### WHAT IS BEING ASKED
Copy out the complete listing, word for word.

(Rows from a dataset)

________________________

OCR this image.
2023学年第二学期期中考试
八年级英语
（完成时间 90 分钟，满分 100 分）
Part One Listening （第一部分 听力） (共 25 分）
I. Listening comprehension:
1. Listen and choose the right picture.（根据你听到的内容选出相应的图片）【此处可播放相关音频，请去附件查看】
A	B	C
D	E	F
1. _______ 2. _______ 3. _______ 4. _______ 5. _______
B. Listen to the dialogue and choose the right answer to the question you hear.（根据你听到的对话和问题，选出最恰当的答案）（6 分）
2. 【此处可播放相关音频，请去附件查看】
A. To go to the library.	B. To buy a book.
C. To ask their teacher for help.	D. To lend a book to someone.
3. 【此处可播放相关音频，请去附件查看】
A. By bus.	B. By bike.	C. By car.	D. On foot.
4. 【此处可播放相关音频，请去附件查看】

________________________

### SOLUTION FOR THIS PROBLEM
OCR this image.
2023学年第二学期期中考试
八年级英语
（完成时间 90 分钟，满分 100 分）
Part One Listening （第一部分 听力） (共 25 分）
I. Listening comprehension:
1. Listen and choose the right picture.（根据你听到的内容选出相应的图片）【此处可播放相关音频，请去附件查看】
A	B	C
D	E	F
1. _______ 2. _______ 3. _______ 4. _______ 5. _______
B. Listen to the dialogue and choose the right answer to the question you hear.（根据你听到的对话和问题，选出最恰当的答案）（6 分）
2. 【此处可播放相关音频，请去附件查看】
A. To go to the library.	B. To buy a book.
C. To ask their teacher for help.	D. To lend a book to someone.
3. 【此处可播放相关音频，请去附件查看】
A. By bus.	B. By bike.	C. By car.	D. On foot.
4. 【此处可播放相关音频，请去附件查看】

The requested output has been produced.